#### Records shown ####

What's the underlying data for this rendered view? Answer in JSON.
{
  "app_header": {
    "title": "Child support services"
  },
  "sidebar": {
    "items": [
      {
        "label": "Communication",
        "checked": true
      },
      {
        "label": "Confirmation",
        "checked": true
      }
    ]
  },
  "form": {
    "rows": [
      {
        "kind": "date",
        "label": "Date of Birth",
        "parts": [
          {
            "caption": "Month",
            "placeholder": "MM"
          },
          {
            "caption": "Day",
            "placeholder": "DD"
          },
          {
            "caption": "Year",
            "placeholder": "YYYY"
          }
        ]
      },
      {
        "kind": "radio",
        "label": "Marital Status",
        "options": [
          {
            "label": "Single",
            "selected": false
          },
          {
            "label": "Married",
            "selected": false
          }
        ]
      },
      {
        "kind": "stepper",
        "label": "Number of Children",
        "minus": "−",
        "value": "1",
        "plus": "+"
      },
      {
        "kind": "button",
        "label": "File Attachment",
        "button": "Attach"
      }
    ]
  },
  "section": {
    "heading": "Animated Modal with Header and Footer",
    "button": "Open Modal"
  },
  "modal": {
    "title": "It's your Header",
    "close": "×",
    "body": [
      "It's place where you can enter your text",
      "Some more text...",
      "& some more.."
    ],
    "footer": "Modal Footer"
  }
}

####

--- Instruction ---
Quote the material exactly, leaving nothing out.

--- Result of this exercise ---
What's the underlying data for this rendered view? Answer in JSON.
{
  "app_header": {
    "title": "Child support services"
  },
  "sidebar": {
    "items": [
      {
        "label": "Communication",
        "checked": true
      },
      {
        "label": "Confirmation",
        "checked": true
      }
    ]
  },
  "form": {
    "rows": [
      {
        "kind": "date",
        "label": "Date of Birth",
        "parts": [
          {
            "caption": "Month",
            "placeholder": "MM"
          },
          {
            "caption": "Day",
            "placeholder": "DD"
          },
          {
            "caption": "Year",
            "placeholder": "YYYY"
          }
        ]
      },
      {
        "kind": "radio",
        "label": "Marital Status",
        "options": [
          {
            "label": "Single",
            "selected": false
          },
          {
            "label": "Married",
            "selected": false
          }
        ]
      },
      {
        "kind": "stepper",
        "label": "Number of Children",
        "minus": "−",
        "value": "1",
        "plus": "+"
      },
      {
        "kind": "button",
        "label": "File Attachment",
        "button": "Attach"
      }
    ]
  },
  "section": {
    "heading": "Animated Modal with Header and Footer",
    "button": "Open Modal"
  },
  "modal": {
    "title": "It's your Header",
    "close": "×",
    "body": [
      "It's place where you can enter your text",
      "Some more text...",
      "& some more.."
    ],
    "footer": "Modal Footer"
  }
}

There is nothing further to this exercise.